TASK PROMPT:
Write out each line from the data below that includes the word "this".

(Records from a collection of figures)
** Begin **

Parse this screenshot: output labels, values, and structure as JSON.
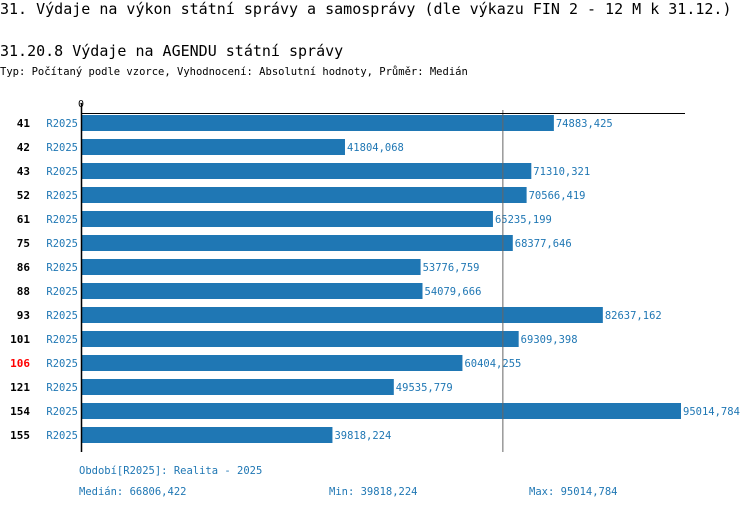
{
  "title": "31. Výdaje na výkon státní správy a samosprávy (dle výkazu FIN 2 - 12 M k 31.12.)",
  "subtitle": "31.20.8 Výdaje na AGENDU státní správy",
  "info": "Typ: Počítaný podle vzorce, Vyhodnocení: Absolutní hodnoty, Průměr: Medián",
  "chart_data": {
    "type": "bar",
    "orientation": "horizontal",
    "axis_zero_label": "0",
    "xlim": [
      0,
      95014.784
    ],
    "categories": [
      "41",
      "42",
      "43",
      "52",
      "61",
      "75",
      "86",
      "88",
      "93",
      "101",
      "106",
      "121",
      "154",
      "155"
    ],
    "highlight": "106",
    "highlight_color": "#ff0000",
    "bar_color": "#1f77b4",
    "period": "R2025",
    "values": [
      74883.425,
      41804.068,
      71310.321,
      70566.419,
      65235.199,
      68377.646,
      53776.759,
      54079.666,
      82637.162,
      69309.398,
      60404.255,
      49535.779,
      95014.784,
      39818.224
    ],
    "value_labels": [
      "74883,425",
      "41804,068",
      "71310,321",
      "70566,419",
      "65235,199",
      "68377,646",
      "53776,759",
      "54079,666",
      "82637,162",
      "69309,398",
      "60404,255",
      "49535,779",
      "95014,784",
      "39818,224"
    ],
    "median": 66806.422
  },
  "footer": {
    "period": "Období[R2025]: Realita - 2025",
    "median": "Medián: 66806,422",
    "min": "Min: 39818,224",
    "max": "Max: 95014,784"
  }
}
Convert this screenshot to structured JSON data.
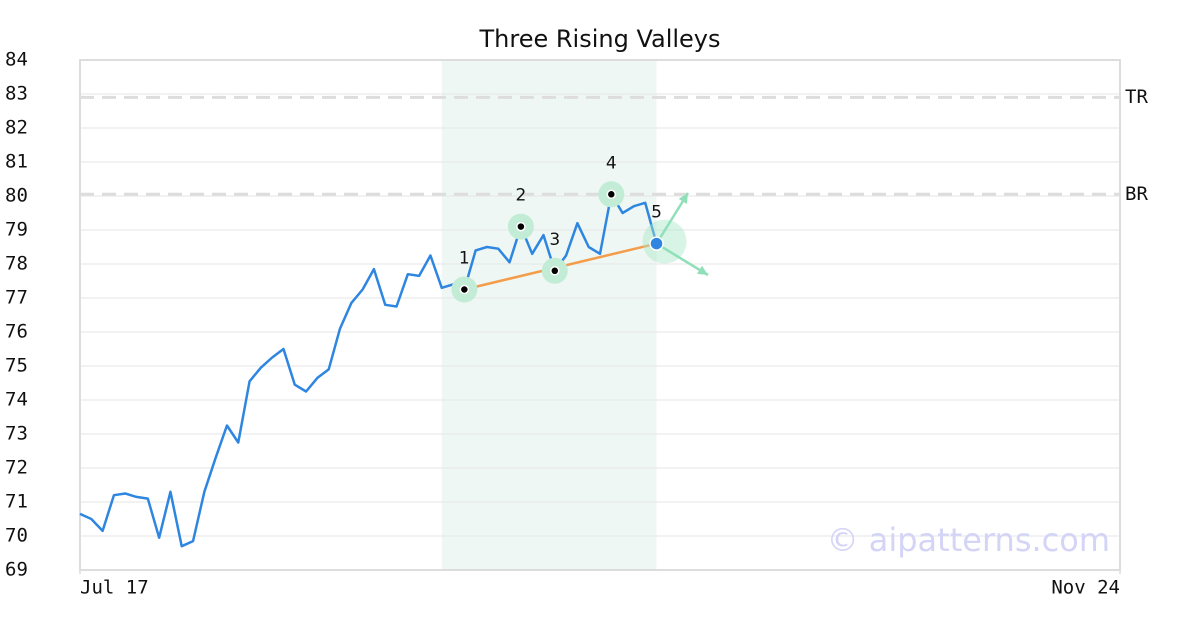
{
  "chart_data": {
    "type": "line",
    "title": "Three Rising Valleys",
    "color": "#2e86e0",
    "values": [
      70.65,
      70.5,
      70.15,
      71.2,
      71.25,
      71.15,
      71.1,
      69.95,
      71.3,
      69.7,
      69.85,
      71.3,
      72.3,
      73.25,
      72.75,
      74.55,
      74.95,
      75.25,
      75.5,
      74.45,
      74.25,
      74.65,
      74.9,
      76.1,
      76.85,
      77.25,
      77.85,
      76.8,
      76.75,
      77.7,
      77.65,
      78.25,
      77.3,
      77.4,
      77.25,
      78.4,
      78.5,
      78.45,
      78.05,
      79.1,
      78.3,
      78.85,
      77.8,
      78.25,
      79.2,
      78.5,
      78.3,
      80.05,
      79.5,
      79.7,
      79.8,
      78.6
    ],
    "xlim": [
      0,
      92
    ],
    "xticks": [
      {
        "value": 0,
        "label": "Jul 17"
      },
      {
        "value": 92,
        "label": "Nov 24"
      }
    ],
    "ylim": [
      69,
      84
    ],
    "yticks": [
      69,
      70,
      71,
      72,
      73,
      74,
      75,
      76,
      77,
      78,
      79,
      80,
      81,
      82,
      83,
      84
    ],
    "grid": true,
    "highlight_x": [
      32,
      51
    ],
    "highlight_color": "#eef7f3",
    "pattern_points": [
      {
        "label": "1",
        "x": 34,
        "value": 77.25
      },
      {
        "label": "2",
        "x": 39,
        "value": 79.1
      },
      {
        "label": "3",
        "x": 42,
        "value": 77.8
      },
      {
        "label": "4",
        "x": 47,
        "value": 80.05
      },
      {
        "label": "5",
        "x": 51,
        "value": 78.6
      }
    ],
    "trend_color": "#f39c4a",
    "levels": [
      {
        "label": "TR",
        "value": 82.9
      },
      {
        "label": "BR",
        "value": 80.05
      }
    ],
    "watermark": "© aipatterns.com"
  }
}
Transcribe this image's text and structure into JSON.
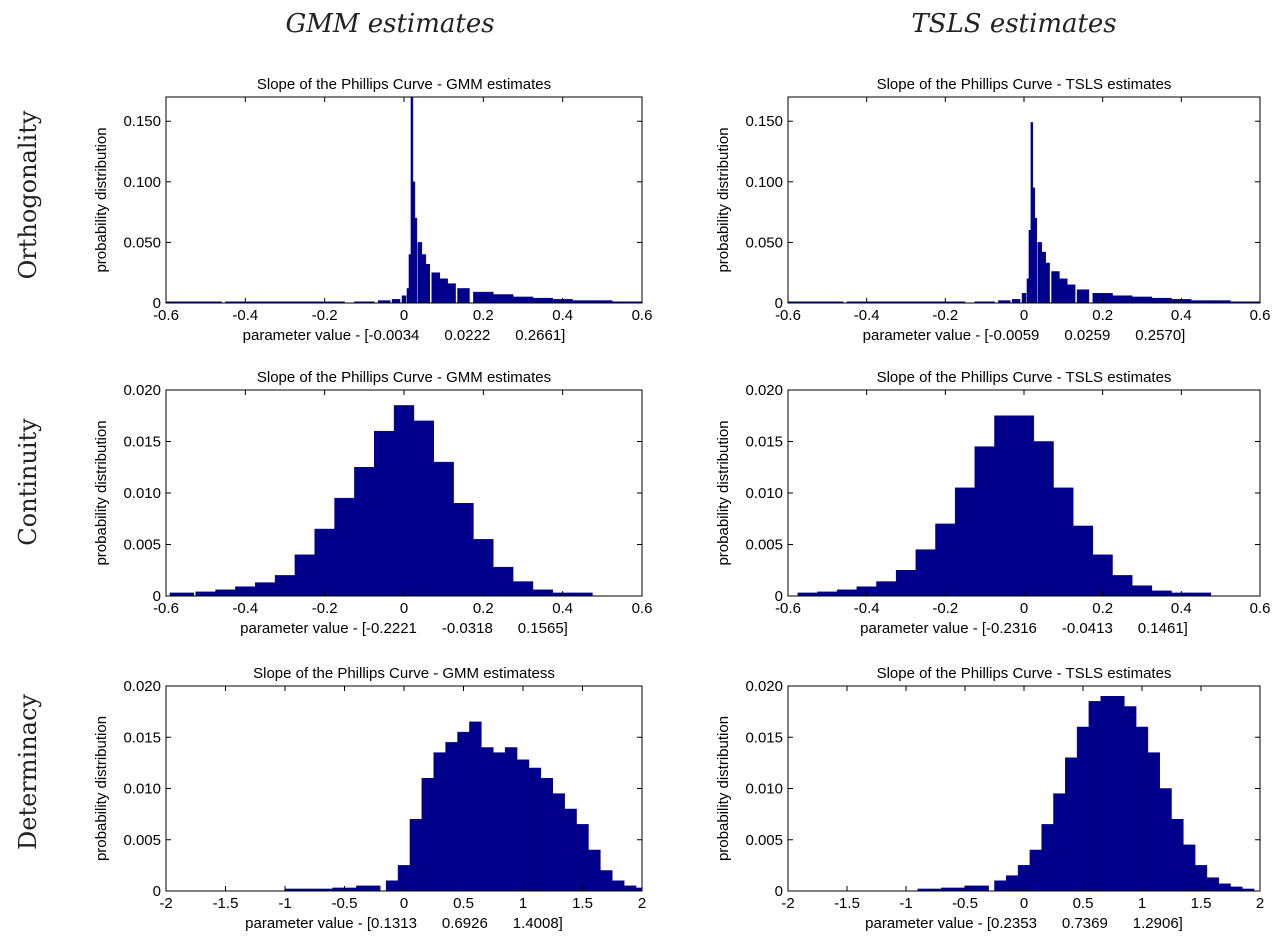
{
  "figure": {
    "column_headers": [
      "GMM estimates",
      "TSLS estimates"
    ],
    "row_headers": [
      "Orthogonality",
      "Continuity",
      "Determinacy"
    ],
    "bar_color": "#00008B"
  },
  "chart_data": [
    {
      "type": "bar",
      "title": "Slope of the Phillips Curve - GMM estimates",
      "ylabel": "probability distribution",
      "xlabel": "parameter value - [-0.0034      0.0222      0.2661]",
      "xlim": [
        -0.6,
        0.6
      ],
      "ylim": [
        0,
        0.17
      ],
      "xticks": [
        -0.6,
        -0.4,
        -0.2,
        0,
        0.2,
        0.4,
        0.6
      ],
      "xtick_labels": [
        "-0.6",
        "-0.4",
        "-0.2",
        "0",
        "0.2",
        "0.4",
        "0.6"
      ],
      "yticks": [
        0,
        0.05,
        0.1,
        0.15
      ],
      "ytick_labels": [
        "0",
        "0.050",
        "0.100",
        "0.150"
      ],
      "x": [
        -0.58,
        -0.5,
        -0.4,
        -0.3,
        -0.2,
        -0.1,
        -0.05,
        -0.02,
        0,
        0.01,
        0.015,
        0.02,
        0.025,
        0.03,
        0.04,
        0.05,
        0.06,
        0.08,
        0.1,
        0.12,
        0.15,
        0.2,
        0.25,
        0.3,
        0.35,
        0.4,
        0.45,
        0.5,
        0.55,
        0.6
      ],
      "values": [
        0.001,
        0.001,
        0.001,
        0.001,
        0.001,
        0.001,
        0.002,
        0.003,
        0.006,
        0.012,
        0.04,
        0.17,
        0.1,
        0.07,
        0.05,
        0.04,
        0.032,
        0.025,
        0.02,
        0.016,
        0.012,
        0.009,
        0.007,
        0.005,
        0.004,
        0.003,
        0.002,
        0.002,
        0.001,
        0.001
      ]
    },
    {
      "type": "bar",
      "title": "Slope of the Phillips Curve - TSLS estimates",
      "ylabel": "probability distribution",
      "xlabel": "parameter value - [-0.0059      0.0259      0.2570]",
      "xlim": [
        -0.6,
        0.6
      ],
      "ylim": [
        0,
        0.17
      ],
      "xticks": [
        -0.6,
        -0.4,
        -0.2,
        0,
        0.2,
        0.4,
        0.6
      ],
      "xtick_labels": [
        "-0.6",
        "-0.4",
        "-0.2",
        "0",
        "0.2",
        "0.4",
        "0.6"
      ],
      "yticks": [
        0,
        0.05,
        0.1,
        0.15
      ],
      "ytick_labels": [
        "0",
        "0.050",
        "0.100",
        "0.150"
      ],
      "x": [
        -0.58,
        -0.5,
        -0.4,
        -0.3,
        -0.2,
        -0.1,
        -0.05,
        -0.02,
        0,
        0.01,
        0.015,
        0.02,
        0.025,
        0.03,
        0.04,
        0.05,
        0.06,
        0.08,
        0.1,
        0.12,
        0.15,
        0.2,
        0.25,
        0.3,
        0.35,
        0.4,
        0.45,
        0.5,
        0.55,
        0.6
      ],
      "values": [
        0.001,
        0.001,
        0.001,
        0.001,
        0.001,
        0.001,
        0.002,
        0.003,
        0.008,
        0.02,
        0.06,
        0.149,
        0.095,
        0.07,
        0.05,
        0.042,
        0.033,
        0.026,
        0.02,
        0.015,
        0.011,
        0.008,
        0.006,
        0.005,
        0.004,
        0.003,
        0.002,
        0.002,
        0.001,
        0.001
      ]
    },
    {
      "type": "bar",
      "title": "Slope of the Phillips Curve - GMM estimates",
      "ylabel": "probability distribution",
      "xlabel": "parameter value - [-0.2221      -0.0318      0.1565]",
      "xlim": [
        -0.6,
        0.6
      ],
      "ylim": [
        0,
        0.02
      ],
      "xticks": [
        -0.6,
        -0.4,
        -0.2,
        0,
        0.2,
        0.4,
        0.6
      ],
      "xtick_labels": [
        "-0.6",
        "-0.4",
        "-0.2",
        "0",
        "0.2",
        "0.4",
        "0.6"
      ],
      "yticks": [
        0,
        0.005,
        0.01,
        0.015,
        0.02
      ],
      "ytick_labels": [
        "0",
        "0.005",
        "0.010",
        "0.015",
        "0.020"
      ],
      "x": [
        -0.56,
        -0.5,
        -0.45,
        -0.4,
        -0.35,
        -0.3,
        -0.25,
        -0.2,
        -0.15,
        -0.1,
        -0.05,
        0,
        0.05,
        0.1,
        0.15,
        0.2,
        0.25,
        0.3,
        0.35,
        0.4,
        0.45
      ],
      "values": [
        0.0003,
        0.0004,
        0.0006,
        0.0009,
        0.0013,
        0.002,
        0.004,
        0.0065,
        0.0095,
        0.0125,
        0.016,
        0.0185,
        0.017,
        0.013,
        0.009,
        0.0055,
        0.0028,
        0.0014,
        0.0006,
        0.0003,
        0.0003
      ]
    },
    {
      "type": "bar",
      "title": "Slope of the Phillips Curve - TSLS estimates",
      "ylabel": "probability distribution",
      "xlabel": "parameter value - [-0.2316      -0.0413      0.1461]",
      "xlim": [
        -0.6,
        0.6
      ],
      "ylim": [
        0,
        0.02
      ],
      "xticks": [
        -0.6,
        -0.4,
        -0.2,
        0,
        0.2,
        0.4,
        0.6
      ],
      "xtick_labels": [
        "-0.6",
        "-0.4",
        "-0.2",
        "0",
        "0.2",
        "0.4",
        "0.6"
      ],
      "yticks": [
        0,
        0.005,
        0.01,
        0.015,
        0.02
      ],
      "ytick_labels": [
        "0",
        "0.005",
        "0.010",
        "0.015",
        "0.020"
      ],
      "x": [
        -0.55,
        -0.5,
        -0.45,
        -0.4,
        -0.35,
        -0.3,
        -0.25,
        -0.2,
        -0.15,
        -0.1,
        -0.05,
        0,
        0.05,
        0.1,
        0.15,
        0.2,
        0.25,
        0.3,
        0.35,
        0.4,
        0.45
      ],
      "values": [
        0.0003,
        0.0004,
        0.0006,
        0.0009,
        0.0014,
        0.0025,
        0.0045,
        0.007,
        0.0105,
        0.0145,
        0.0175,
        0.0175,
        0.015,
        0.0105,
        0.0068,
        0.004,
        0.002,
        0.001,
        0.0005,
        0.0003,
        0.0003
      ]
    },
    {
      "type": "bar",
      "title": "Slope of the Phillips Curve - GMM estimatess",
      "ylabel": "probability distribution",
      "xlabel": "parameter value - [0.1313      0.6926      1.4008]",
      "xlim": [
        -2,
        2
      ],
      "ylim": [
        0,
        0.02
      ],
      "xticks": [
        -2,
        -1.5,
        -1,
        -0.5,
        0,
        0.5,
        1,
        1.5,
        2
      ],
      "xtick_labels": [
        "-2",
        "-1.5",
        "-1",
        "-0.5",
        "0",
        "0.5",
        "1",
        "1.5",
        "2"
      ],
      "yticks": [
        0,
        0.005,
        0.01,
        0.015,
        0.02
      ],
      "ytick_labels": [
        "0",
        "0.005",
        "0.010",
        "0.015",
        "0.020"
      ],
      "x": [
        -0.9,
        -0.7,
        -0.5,
        -0.3,
        -0.1,
        0,
        0.1,
        0.2,
        0.3,
        0.4,
        0.5,
        0.6,
        0.7,
        0.8,
        0.9,
        1,
        1.1,
        1.2,
        1.3,
        1.4,
        1.5,
        1.6,
        1.7,
        1.8,
        1.9,
        2
      ],
      "values": [
        0.0002,
        0.0002,
        0.0003,
        0.0005,
        0.001,
        0.0025,
        0.007,
        0.011,
        0.0135,
        0.0145,
        0.0155,
        0.0165,
        0.014,
        0.0135,
        0.014,
        0.0128,
        0.012,
        0.011,
        0.0095,
        0.008,
        0.0065,
        0.004,
        0.002,
        0.001,
        0.0005,
        0.0003
      ]
    },
    {
      "type": "bar",
      "title": "Slope of the Phillips Curve - TSLS estimates",
      "ylabel": "probability distribution",
      "xlabel": "parameter value - [0.2353      0.7369      1.2906]",
      "xlim": [
        -2,
        2
      ],
      "ylim": [
        0,
        0.02
      ],
      "xticks": [
        -2,
        -1.5,
        -1,
        -0.5,
        0,
        0.5,
        1,
        1.5,
        2
      ],
      "xtick_labels": [
        "-2",
        "-1.5",
        "-1",
        "-0.5",
        "0",
        "0.5",
        "1",
        "1.5",
        "2"
      ],
      "yticks": [
        0,
        0.005,
        0.01,
        0.015,
        0.02
      ],
      "ytick_labels": [
        "0",
        "0.005",
        "0.010",
        "0.015",
        "0.020"
      ],
      "x": [
        -0.8,
        -0.6,
        -0.4,
        -0.2,
        -0.1,
        0,
        0.1,
        0.2,
        0.3,
        0.4,
        0.5,
        0.6,
        0.7,
        0.8,
        0.9,
        1,
        1.1,
        1.2,
        1.3,
        1.4,
        1.5,
        1.6,
        1.7,
        1.8,
        1.9
      ],
      "values": [
        0.0002,
        0.0003,
        0.0005,
        0.001,
        0.0015,
        0.0025,
        0.004,
        0.0065,
        0.0095,
        0.013,
        0.016,
        0.0185,
        0.019,
        0.019,
        0.018,
        0.016,
        0.0135,
        0.01,
        0.007,
        0.0045,
        0.0025,
        0.0013,
        0.0007,
        0.0004,
        0.0002
      ]
    }
  ]
}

** End **

REPLY TO THE TASK:
Parse this screenshot: output labels, values, and structure as JSON.
Convert this screenshot to structured JSON data.
Transcribe this image's text and structure into JSON.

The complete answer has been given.